===== DATA ENTRIES
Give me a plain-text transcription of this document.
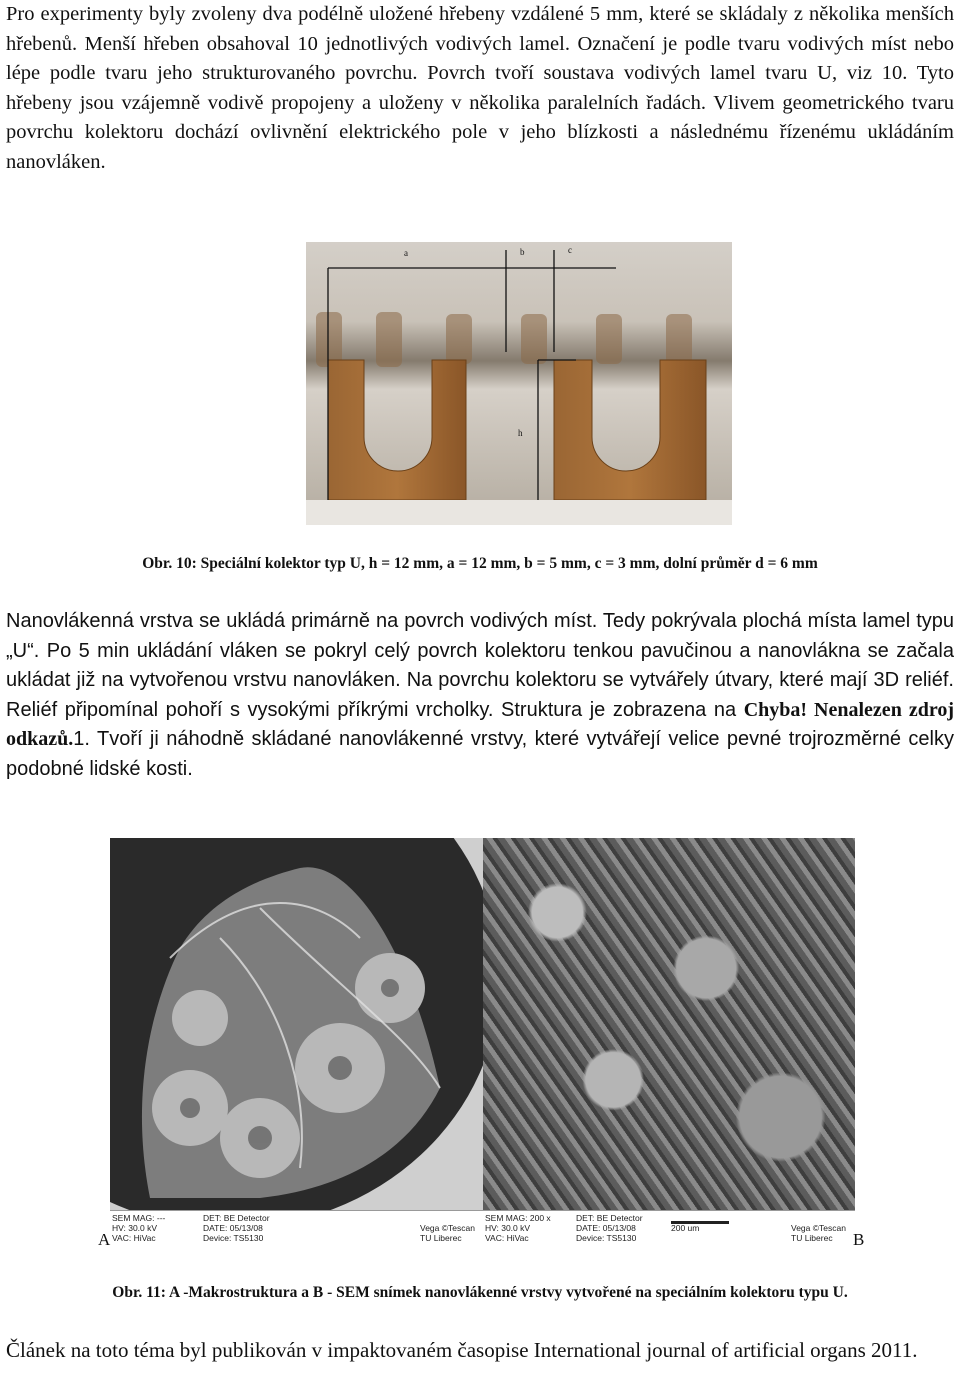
Pro experimenty byly zvoleny dva podélně uložené hřebeny vzdálené 5 mm, které se skládaly z několika menších hřebenů. Menší hřeben obsahoval 10 jednotlivých vodivých lamel. Označení je podle tvaru vodivých míst nebo lépe podle tvaru jeho strukturovaného povrchu. Povrch tvoří soustava vodivých lamel tvaru U, viz 10. Tyto hřebeny jsou vzájemně vodivě propojeny a uloženy v několika paralelních řadách. Vlivem geometrického tvaru povrchu kolektoru dochází ovlivnění elektrického pole v jeho blízkosti a následnému řízenému ukládáním nanovláken.

a	b	c
h
Obr. 10: Speciální kolektor typ U, h = 12 mm, a = 12 mm, b = 5 mm, c = 3 mm, dolní průměr d = 6 mm

Nanovlákenná vrstva se ukládá primárně na povrch vodivých míst. Tedy pokrývala plochá místa lamel typu „U“. Po 5 min ukládání vláken se pokryl celý povrch kolektoru tenkou pavučinou a nanovlákna se začala ukládat již na vytvořenou vrstvu nanovláken. Na povrchu kolektoru se vytvářely útvary, které mají 3D reliéf. Reliéf připomínal pohoří s vysokými příkrými vrcholky. Struktura je zobrazena na Chyba! Nenalezen zdroj odkazů.1. Tvoří ji náhodně skládané nanovlákenné vrstvy, které vytvářejí velice pevné trojrozměrné celky podobné lidské kosti.

SEM MAG: ---
HV: 30.0 kV
VAC: HiVac
DET: BE Detector
DATE: 05/13/08
Device: TS5130
Vega ©Tescan
TU Liberec
SEM MAG: 200 x
HV: 30.0 kV
VAC: HiVac
DET: BE Detector
DATE: 05/13/08
Device: TS5130
200 um	Vega ©Tescan
TU Liberec
A	B
Obr. 11: A -Makrostruktura a B - SEM snímek nanovlákenné vrstvy vytvořené na speciálním kolektoru typu U.

Článek na toto téma byl publikován v impaktovaném časopise International journal of artificial organs 2011.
==========
Extract every line from the records above that contains the word "typu".

Nanovlákenná vrstva se ukládá primárně na povrch vodivých míst. Tedy pokrývala plochá místa lamel typu „U“. Po 5 min ukládání vláken se pokryl celý povrch kolektoru tenkou pavučinou a nanovlákna se začala ukládat již na vytvořenou vrstvu nanovláken. Na povrchu kolektoru se vytvářely útvary, které mají 3D reliéf. Reliéf připomínal pohoří s vysokými příkrými vrcholky. Struktura je zobrazena na Chyba! Nenalezen zdroj odkazů.1. Tvoří ji náhodně skládané nanovlákenné vrstvy, které vytvářejí velice pevné trojrozměrné celky podobné lidské kosti.
Obr. 11: A -Makrostruktura a B - SEM snímek nanovlákenné vrstvy vytvořené na speciálním kolektoru typu U.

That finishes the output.